--- Supplied data ---

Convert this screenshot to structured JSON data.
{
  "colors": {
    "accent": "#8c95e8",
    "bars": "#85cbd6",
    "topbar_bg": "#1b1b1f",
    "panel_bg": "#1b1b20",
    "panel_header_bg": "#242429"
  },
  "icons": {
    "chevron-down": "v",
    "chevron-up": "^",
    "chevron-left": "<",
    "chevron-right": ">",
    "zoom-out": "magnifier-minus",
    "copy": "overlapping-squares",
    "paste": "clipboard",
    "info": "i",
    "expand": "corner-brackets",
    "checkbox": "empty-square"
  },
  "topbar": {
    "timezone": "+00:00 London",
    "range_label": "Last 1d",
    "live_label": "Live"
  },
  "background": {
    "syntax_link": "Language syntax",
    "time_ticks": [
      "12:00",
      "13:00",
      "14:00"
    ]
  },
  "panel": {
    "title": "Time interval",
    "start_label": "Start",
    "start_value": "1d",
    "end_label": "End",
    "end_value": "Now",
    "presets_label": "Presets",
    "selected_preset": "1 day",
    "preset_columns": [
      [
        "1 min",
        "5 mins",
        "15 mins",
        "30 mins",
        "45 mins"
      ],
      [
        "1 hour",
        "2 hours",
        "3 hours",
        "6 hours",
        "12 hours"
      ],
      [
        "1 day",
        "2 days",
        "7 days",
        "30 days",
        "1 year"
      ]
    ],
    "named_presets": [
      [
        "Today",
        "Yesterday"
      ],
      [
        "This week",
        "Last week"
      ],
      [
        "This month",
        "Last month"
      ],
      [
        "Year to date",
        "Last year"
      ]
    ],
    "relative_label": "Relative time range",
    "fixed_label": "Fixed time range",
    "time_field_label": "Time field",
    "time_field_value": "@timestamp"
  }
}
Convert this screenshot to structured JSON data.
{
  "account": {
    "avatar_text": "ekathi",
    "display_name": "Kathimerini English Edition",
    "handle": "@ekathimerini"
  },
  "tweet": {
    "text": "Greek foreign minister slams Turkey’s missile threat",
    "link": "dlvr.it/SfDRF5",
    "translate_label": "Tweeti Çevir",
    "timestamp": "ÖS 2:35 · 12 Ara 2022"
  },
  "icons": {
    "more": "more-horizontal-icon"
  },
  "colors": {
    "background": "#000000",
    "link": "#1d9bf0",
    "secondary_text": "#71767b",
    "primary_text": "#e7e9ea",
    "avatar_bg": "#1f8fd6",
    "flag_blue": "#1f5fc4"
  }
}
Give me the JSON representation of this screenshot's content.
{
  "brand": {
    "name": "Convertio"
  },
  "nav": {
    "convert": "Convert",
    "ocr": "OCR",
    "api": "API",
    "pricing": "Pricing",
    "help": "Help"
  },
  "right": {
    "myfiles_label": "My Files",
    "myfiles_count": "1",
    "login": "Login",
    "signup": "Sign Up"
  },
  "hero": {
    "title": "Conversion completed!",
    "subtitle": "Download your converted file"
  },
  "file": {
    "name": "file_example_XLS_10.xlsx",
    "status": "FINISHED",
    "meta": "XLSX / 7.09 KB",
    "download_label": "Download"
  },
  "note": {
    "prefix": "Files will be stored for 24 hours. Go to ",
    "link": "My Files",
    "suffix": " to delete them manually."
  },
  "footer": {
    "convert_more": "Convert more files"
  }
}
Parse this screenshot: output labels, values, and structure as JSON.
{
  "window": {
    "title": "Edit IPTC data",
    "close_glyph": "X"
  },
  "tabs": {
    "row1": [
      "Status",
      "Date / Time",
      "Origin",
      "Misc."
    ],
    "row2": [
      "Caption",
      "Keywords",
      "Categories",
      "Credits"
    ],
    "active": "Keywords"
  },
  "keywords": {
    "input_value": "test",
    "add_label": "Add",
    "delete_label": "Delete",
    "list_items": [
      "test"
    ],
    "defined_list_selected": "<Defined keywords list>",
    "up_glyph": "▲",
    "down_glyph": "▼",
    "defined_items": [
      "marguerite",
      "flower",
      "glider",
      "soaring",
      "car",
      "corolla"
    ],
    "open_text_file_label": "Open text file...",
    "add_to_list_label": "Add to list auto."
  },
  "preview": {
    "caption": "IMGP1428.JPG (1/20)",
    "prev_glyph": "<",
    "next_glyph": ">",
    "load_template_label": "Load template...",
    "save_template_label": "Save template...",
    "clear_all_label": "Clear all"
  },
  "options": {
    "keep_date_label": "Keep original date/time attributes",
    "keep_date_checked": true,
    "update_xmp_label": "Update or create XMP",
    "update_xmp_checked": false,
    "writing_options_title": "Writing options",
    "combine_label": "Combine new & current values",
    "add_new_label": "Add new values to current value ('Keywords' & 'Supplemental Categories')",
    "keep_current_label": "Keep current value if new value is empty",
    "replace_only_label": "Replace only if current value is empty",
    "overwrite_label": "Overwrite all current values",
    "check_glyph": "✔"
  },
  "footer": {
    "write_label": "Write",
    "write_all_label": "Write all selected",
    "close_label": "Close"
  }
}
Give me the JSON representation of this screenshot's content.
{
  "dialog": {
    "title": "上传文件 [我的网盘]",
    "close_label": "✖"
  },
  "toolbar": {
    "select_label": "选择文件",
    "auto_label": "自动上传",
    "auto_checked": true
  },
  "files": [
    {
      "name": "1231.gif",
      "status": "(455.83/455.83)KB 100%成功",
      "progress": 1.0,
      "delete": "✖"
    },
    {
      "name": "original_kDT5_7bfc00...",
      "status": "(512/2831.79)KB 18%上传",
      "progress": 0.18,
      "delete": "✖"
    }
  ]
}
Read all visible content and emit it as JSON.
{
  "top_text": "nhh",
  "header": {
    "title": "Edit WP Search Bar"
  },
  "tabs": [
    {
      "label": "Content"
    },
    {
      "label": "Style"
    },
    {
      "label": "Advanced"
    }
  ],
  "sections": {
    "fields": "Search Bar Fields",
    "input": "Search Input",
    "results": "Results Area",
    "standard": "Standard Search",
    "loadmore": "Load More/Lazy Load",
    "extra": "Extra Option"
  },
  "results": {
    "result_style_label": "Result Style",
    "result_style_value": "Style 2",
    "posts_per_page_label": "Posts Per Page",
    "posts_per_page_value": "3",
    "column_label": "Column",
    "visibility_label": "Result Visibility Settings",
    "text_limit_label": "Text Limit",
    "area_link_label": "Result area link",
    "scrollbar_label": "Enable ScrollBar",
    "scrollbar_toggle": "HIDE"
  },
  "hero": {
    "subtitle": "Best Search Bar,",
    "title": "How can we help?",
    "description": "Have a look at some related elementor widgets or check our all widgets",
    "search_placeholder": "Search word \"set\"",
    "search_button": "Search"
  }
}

---

#### Set task:
Transcribe each entry precisely, missing none.

#### Solution to this problem:
Convert this screenshot to structured JSON data.
{
  "colors": {
    "accent": "#8c95e8",
    "bars": "#85cbd6",
    "topbar_bg": "#1b1b1f",
    "panel_bg": "#1b1b20",
    "panel_header_bg": "#242429"
  },
  "icons": {
    "chevron-down": "v",
    "chevron-up": "^",
    "chevron-left": "<",
    "chevron-right": ">",
    "zoom-out": "magnifier-minus",
    "copy": "overlapping-squares",
    "paste": "clipboard",
    "info": "i",
    "expand": "corner-brackets",
    "checkbox": "empty-square"
  },
  "topbar": {
    "timezone": "+00:00 London",
    "range_label": "Last 1d",
    "live_label": "Live"
  },
  "background": {
    "syntax_link": "Language syntax",
    "time_ticks": [
      "12:00",
      "13:00",
      "14:00"
    ]
  },
  "panel": {
    "title": "Time interval",
    "start_label": "Start",
    "start_value": "1d",
    "end_label": "End",
    "end_value": "Now",
    "presets_label": "Presets",
    "selected_preset": "1 day",
    "preset_columns": [
      [
        "1 min",
        "5 mins",
        "15 mins",
        "30 mins",
        "45 mins"
      ],
      [
        "1 hour",
        "2 hours",
        "3 hours",
        "6 hours",
        "12 hours"
      ],
      [
        "1 day",
        "2 days",
        "7 days",
        "30 days",
        "1 year"
      ]
    ],
    "named_presets": [
      [
        "Today",
        "Yesterday"
      ],
      [
        "This week",
        "Last week"
      ],
      [
        "This month",
        "Last month"
      ],
      [
        "Year to date",
        "Last year"
      ]
    ],
    "relative_label": "Relative time range",
    "fixed_label": "Fixed time range",
    "time_field_label": "Time field",
    "time_field_value": "@timestamp"
  }
}
Convert this screenshot to structured JSON data.
{
  "account": {
    "avatar_text": "ekathi",
    "display_name": "Kathimerini English Edition",
    "handle": "@ekathimerini"
  },
  "tweet": {
    "text": "Greek foreign minister slams Turkey’s missile threat",
    "link": "dlvr.it/SfDRF5",
    "translate_label": "Tweeti Çevir",
    "timestamp": "ÖS 2:35 · 12 Ara 2022"
  },
  "icons": {
    "more": "more-horizontal-icon"
  },
  "colors": {
    "background": "#000000",
    "link": "#1d9bf0",
    "secondary_text": "#71767b",
    "primary_text": "#e7e9ea",
    "avatar_bg": "#1f8fd6",
    "flag_blue": "#1f5fc4"
  }
}
Give me the JSON representation of this screenshot's content.
{
  "brand": {
    "name": "Convertio"
  },
  "nav": {
    "convert": "Convert",
    "ocr": "OCR",
    "api": "API",
    "pricing": "Pricing",
    "help": "Help"
  },
  "right": {
    "myfiles_label": "My Files",
    "myfiles_count": "1",
    "login": "Login",
    "signup": "Sign Up"
  },
  "hero": {
    "title": "Conversion completed!",
    "subtitle": "Download your converted file"
  },
  "file": {
    "name": "file_example_XLS_10.xlsx",
    "status": "FINISHED",
    "meta": "XLSX / 7.09 KB",
    "download_label": "Download"
  },
  "note": {
    "prefix": "Files will be stored for 24 hours. Go to ",
    "link": "My Files",
    "suffix": " to delete them manually."
  },
  "footer": {
    "convert_more": "Convert more files"
  }
}
Parse this screenshot: output labels, values, and structure as JSON.
{
  "window": {
    "title": "Edit IPTC data",
    "close_glyph": "X"
  },
  "tabs": {
    "row1": [
      "Status",
      "Date / Time",
      "Origin",
      "Misc."
    ],
    "row2": [
      "Caption",
      "Keywords",
      "Categories",
      "Credits"
    ],
    "active": "Keywords"
  },
  "keywords": {
    "input_value": "test",
    "add_label": "Add",
    "delete_label": "Delete",
    "list_items": [
      "test"
    ],
    "defined_list_selected": "<Defined keywords list>",
    "up_glyph": "▲",
    "down_glyph": "▼",
    "defined_items": [
      "marguerite",
      "flower",
      "glider",
      "soaring",
      "car",
      "corolla"
    ],
    "open_text_file_label": "Open text file...",
    "add_to_list_label": "Add to list auto."
  },
  "preview": {
    "caption": "IMGP1428.JPG (1/20)",
    "prev_glyph": "<",
    "next_glyph": ">",
    "load_template_label": "Load template...",
    "save_template_label": "Save template...",
    "clear_all_label": "Clear all"
  },
  "options": {
    "keep_date_label": "Keep original date/time attributes",
    "keep_date_checked": true,
    "update_xmp_label": "Update or create XMP",
    "update_xmp_checked": false,
    "writing_options_title": "Writing options",
    "combine_label": "Combine new & current values",
    "add_new_label": "Add new values to current value ('Keywords' & 'Supplemental Categories')",
    "keep_current_label": "Keep current value if new value is empty",
    "replace_only_label": "Replace only if current value is empty",
    "overwrite_label": "Overwrite all current values",
    "check_glyph": "✔"
  },
  "footer": {
    "write_label": "Write",
    "write_all_label": "Write all selected",
    "close_label": "Close"
  }
}
Give me the JSON representation of this screenshot's content.
{
  "dialog": {
    "title": "上传文件 [我的网盘]",
    "close_label": "✖"
  },
  "toolbar": {
    "select_label": "选择文件",
    "auto_label": "自动上传",
    "auto_checked": true
  },
  "files": [
    {
      "name": "1231.gif",
      "status": "(455.83/455.83)KB 100%成功",
      "progress": 1.0,
      "delete": "✖"
    },
    {
      "name": "original_kDT5_7bfc00...",
      "status": "(512/2831.79)KB 18%上传",
      "progress": 0.18,
      "delete": "✖"
    }
  ]
}
Read all visible content and emit it as JSON.
{
  "top_text": "nhh",
  "header": {
    "title": "Edit WP Search Bar"
  },
  "tabs": [
    {
      "label": "Content"
    },
    {
      "label": "Style"
    },
    {
      "label": "Advanced"
    }
  ],
  "sections": {
    "fields": "Search Bar Fields",
    "input": "Search Input",
    "results": "Results Area",
    "standard": "Standard Search",
    "loadmore": "Load More/Lazy Load",
    "extra": "Extra Option"
  },
  "results": {
    "result_style_label": "Result Style",
    "result_style_value": "Style 2",
    "posts_per_page_label": "Posts Per Page",
    "posts_per_page_value": "3",
    "column_label": "Column",
    "visibility_label": "Result Visibility Settings",
    "text_limit_label": "Text Limit",
    "area_link_label": "Result area link",
    "scrollbar_label": "Enable ScrollBar",
    "scrollbar_toggle": "HIDE"
  },
  "hero": {
    "subtitle": "Best Search Bar,",
    "title": "How can we help?",
    "description": "Have a look at some related elementor widgets or check our all widgets",
    "search_placeholder": "Search word \"set\"",
    "search_button": "Search"
  }
}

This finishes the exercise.